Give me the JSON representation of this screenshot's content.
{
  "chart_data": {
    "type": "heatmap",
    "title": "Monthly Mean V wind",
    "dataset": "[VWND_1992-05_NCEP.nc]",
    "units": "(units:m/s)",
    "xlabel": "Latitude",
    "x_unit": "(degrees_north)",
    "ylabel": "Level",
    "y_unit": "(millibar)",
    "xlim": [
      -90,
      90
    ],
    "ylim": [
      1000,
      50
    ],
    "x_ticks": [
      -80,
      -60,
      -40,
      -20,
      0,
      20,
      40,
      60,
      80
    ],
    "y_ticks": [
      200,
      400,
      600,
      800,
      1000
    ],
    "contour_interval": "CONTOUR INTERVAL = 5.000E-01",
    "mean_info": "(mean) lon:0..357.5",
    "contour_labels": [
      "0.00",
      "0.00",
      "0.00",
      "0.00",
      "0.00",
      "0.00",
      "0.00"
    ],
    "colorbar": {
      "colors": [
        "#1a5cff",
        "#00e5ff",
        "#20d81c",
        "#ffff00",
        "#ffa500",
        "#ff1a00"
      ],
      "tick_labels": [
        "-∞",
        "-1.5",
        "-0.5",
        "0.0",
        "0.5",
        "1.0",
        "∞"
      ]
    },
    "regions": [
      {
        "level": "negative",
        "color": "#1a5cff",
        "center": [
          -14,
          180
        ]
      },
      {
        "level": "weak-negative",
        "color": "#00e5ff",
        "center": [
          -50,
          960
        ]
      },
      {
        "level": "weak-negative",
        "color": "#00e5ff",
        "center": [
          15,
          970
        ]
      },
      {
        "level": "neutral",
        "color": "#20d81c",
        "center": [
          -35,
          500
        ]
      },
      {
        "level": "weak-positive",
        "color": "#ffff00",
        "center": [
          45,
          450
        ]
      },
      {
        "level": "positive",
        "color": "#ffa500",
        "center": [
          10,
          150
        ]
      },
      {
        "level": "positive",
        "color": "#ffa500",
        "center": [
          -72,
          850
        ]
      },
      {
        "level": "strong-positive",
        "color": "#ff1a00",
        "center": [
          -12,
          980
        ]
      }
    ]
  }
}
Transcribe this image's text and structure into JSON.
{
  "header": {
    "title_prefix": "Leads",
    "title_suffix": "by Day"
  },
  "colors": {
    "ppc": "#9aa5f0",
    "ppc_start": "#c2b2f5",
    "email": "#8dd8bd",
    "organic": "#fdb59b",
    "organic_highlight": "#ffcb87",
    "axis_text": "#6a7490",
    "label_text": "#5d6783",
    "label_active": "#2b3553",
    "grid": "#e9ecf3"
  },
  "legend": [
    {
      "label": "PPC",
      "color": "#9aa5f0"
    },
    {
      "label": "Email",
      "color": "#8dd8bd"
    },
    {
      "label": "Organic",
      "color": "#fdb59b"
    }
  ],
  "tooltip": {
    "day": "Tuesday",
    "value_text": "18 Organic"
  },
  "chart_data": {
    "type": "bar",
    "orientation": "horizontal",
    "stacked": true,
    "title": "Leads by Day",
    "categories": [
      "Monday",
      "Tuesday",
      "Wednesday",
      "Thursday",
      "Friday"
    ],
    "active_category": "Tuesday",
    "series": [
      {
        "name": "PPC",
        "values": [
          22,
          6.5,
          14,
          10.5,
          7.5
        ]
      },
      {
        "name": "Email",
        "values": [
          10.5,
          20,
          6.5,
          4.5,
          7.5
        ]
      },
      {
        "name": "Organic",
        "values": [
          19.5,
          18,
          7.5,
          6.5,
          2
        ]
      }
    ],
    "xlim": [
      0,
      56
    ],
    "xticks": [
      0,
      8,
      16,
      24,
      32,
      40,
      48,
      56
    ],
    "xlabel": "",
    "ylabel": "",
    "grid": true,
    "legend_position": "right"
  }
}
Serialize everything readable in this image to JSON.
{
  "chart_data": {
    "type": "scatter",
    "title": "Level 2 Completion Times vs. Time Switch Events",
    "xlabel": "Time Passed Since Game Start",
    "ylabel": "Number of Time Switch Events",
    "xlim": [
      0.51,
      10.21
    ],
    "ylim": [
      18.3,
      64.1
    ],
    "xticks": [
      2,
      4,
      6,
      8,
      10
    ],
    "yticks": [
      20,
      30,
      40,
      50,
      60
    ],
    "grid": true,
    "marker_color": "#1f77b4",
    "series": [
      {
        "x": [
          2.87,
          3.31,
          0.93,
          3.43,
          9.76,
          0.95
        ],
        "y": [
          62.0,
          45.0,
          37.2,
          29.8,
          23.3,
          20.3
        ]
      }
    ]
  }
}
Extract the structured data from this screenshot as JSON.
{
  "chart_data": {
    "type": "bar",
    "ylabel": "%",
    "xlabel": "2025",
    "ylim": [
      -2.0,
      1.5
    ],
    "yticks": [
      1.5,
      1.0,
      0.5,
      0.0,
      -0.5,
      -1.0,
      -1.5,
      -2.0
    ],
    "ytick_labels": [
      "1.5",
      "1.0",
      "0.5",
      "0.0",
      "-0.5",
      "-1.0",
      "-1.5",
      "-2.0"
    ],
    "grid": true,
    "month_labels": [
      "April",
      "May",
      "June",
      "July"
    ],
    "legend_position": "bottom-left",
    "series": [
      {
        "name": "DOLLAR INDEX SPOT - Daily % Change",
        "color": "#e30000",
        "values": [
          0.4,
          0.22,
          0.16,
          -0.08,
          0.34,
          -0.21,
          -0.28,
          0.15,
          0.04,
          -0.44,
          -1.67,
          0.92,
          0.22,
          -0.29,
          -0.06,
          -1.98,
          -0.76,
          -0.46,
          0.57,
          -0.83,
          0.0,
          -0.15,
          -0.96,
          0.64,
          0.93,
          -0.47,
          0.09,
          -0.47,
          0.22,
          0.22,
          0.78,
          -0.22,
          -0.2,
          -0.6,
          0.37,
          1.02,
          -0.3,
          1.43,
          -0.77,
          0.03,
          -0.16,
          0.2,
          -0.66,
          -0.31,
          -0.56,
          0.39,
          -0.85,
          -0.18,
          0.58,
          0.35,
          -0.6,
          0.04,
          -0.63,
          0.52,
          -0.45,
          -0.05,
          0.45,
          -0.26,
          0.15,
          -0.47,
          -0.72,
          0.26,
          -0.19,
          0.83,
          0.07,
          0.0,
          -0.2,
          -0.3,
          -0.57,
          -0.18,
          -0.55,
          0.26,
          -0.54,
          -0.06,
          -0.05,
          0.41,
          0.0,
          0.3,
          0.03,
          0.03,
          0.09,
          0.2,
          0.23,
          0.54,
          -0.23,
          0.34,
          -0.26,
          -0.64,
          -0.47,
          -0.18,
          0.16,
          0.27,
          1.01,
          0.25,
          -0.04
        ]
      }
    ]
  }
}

→ **What is expected**
Determine how many lines include the word "screenshot" and report that number by itself.

→ **Reply to the exercise**
2